++++ Record set

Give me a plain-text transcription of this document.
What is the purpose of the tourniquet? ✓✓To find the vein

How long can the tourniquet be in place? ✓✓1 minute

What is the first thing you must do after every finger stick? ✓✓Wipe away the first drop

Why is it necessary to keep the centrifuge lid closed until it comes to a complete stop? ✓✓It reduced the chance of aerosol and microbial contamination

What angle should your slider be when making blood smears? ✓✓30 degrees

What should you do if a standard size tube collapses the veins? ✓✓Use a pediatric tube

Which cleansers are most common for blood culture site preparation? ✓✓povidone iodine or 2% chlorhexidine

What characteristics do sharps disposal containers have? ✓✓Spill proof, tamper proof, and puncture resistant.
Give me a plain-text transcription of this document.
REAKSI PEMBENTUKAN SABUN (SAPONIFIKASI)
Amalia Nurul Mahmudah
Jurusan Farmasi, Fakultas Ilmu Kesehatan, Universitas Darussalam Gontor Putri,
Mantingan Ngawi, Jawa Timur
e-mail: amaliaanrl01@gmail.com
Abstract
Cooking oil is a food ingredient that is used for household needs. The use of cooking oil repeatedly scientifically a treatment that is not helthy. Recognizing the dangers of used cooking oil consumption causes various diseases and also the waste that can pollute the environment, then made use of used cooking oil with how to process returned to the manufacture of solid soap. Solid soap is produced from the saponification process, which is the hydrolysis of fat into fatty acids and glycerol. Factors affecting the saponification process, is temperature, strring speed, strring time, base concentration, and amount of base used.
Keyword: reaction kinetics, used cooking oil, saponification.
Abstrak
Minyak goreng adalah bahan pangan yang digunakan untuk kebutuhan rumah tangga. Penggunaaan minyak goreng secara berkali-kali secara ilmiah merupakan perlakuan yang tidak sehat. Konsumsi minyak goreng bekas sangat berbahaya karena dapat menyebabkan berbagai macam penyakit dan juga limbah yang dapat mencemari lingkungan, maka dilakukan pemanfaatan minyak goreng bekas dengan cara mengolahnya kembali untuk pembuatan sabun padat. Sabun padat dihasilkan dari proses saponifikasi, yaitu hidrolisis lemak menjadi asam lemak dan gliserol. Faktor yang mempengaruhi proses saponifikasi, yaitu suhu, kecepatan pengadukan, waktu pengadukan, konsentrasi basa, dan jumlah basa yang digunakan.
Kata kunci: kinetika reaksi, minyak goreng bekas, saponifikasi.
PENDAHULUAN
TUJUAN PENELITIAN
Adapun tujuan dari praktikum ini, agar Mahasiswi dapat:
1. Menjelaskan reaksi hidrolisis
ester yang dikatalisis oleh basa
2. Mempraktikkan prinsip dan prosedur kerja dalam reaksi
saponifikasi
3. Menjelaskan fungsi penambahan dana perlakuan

++++++++

**Do this**
Where a line above includes "minyak", copy that line.

**Response to the task**
Minyak goreng adalah bahan pangan yang digunakan untuk kebutuhan rumah tangga. Penggunaaan minyak goreng secara berkali-kali secara ilmiah merupakan perlakuan yang tidak sehat. Konsumsi minyak goreng bekas sangat berbahaya karena dapat menyebabkan berbagai macam penyakit dan juga limbah yang dapat mencemari lingkungan, maka dilakukan pemanfaatan minyak goreng bekas dengan cara mengolahnya kembali untuk pembuatan sabun padat. Sabun padat dihasilkan dari proses saponifikasi, yaitu hidrolisis lemak menjadi asam lemak dan gliserol. Faktor yang mempengaruhi proses saponifikasi, yaitu suhu, kecepatan pengadukan, waktu pengadukan, konsentrasi basa, dan jumlah basa yang digunakan.
Kata kunci: kinetika reaksi, minyak goreng bekas, saponifikasi.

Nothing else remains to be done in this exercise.